» **Task statement**
Each entry has to be copied exactly, with nothing missed.

» **Dataset entries**
☆ ☆ ☆ ☆ ☆

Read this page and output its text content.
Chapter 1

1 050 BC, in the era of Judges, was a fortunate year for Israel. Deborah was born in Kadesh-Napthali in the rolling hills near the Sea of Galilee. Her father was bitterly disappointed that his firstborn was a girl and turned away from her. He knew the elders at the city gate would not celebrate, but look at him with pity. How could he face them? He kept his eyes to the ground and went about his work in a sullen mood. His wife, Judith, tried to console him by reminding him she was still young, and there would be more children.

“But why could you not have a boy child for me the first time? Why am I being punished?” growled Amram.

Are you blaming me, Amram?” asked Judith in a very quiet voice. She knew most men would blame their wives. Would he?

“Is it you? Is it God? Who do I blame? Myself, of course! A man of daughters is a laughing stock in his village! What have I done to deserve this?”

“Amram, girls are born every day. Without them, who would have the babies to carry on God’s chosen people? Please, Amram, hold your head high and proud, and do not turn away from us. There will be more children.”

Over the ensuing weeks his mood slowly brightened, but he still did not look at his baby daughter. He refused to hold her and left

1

☆ ☆ ☆ ☆ ☆

» **Exercise output**
Read this page and output its text content.
Chapter 1

1 050 BC, in the era of Judges, was a fortunate year for Israel. Deborah was born in Kadesh-Napthali in the rolling hills near the Sea of Galilee. Her father was bitterly disappointed that his firstborn was a girl and turned away from her. He knew the elders at the city gate would not celebrate, but look at him with pity. How could he face them? He kept his eyes to the ground and went about his work in a sullen mood. His wife, Judith, tried to console him by reminding him she was still young, and there would be more children.

“But why could you not have a boy child for me the first time? Why am I being punished?” growled Amram.

Are you blaming me, Amram?” asked Judith in a very quiet voice. She knew most men would blame their wives. Would he?

“Is it you? Is it God? Who do I blame? Myself, of course! A man of daughters is a laughing stock in his village! What have I done to deserve this?”

“Amram, girls are born every day. Without them, who would have the babies to carry on God’s chosen people? Please, Amram, hold your head high and proud, and do not turn away from us. There will be more children.”

Over the ensuing weeks his mood slowly brightened, but he still did not look at his baby daughter. He refused to hold her and left

1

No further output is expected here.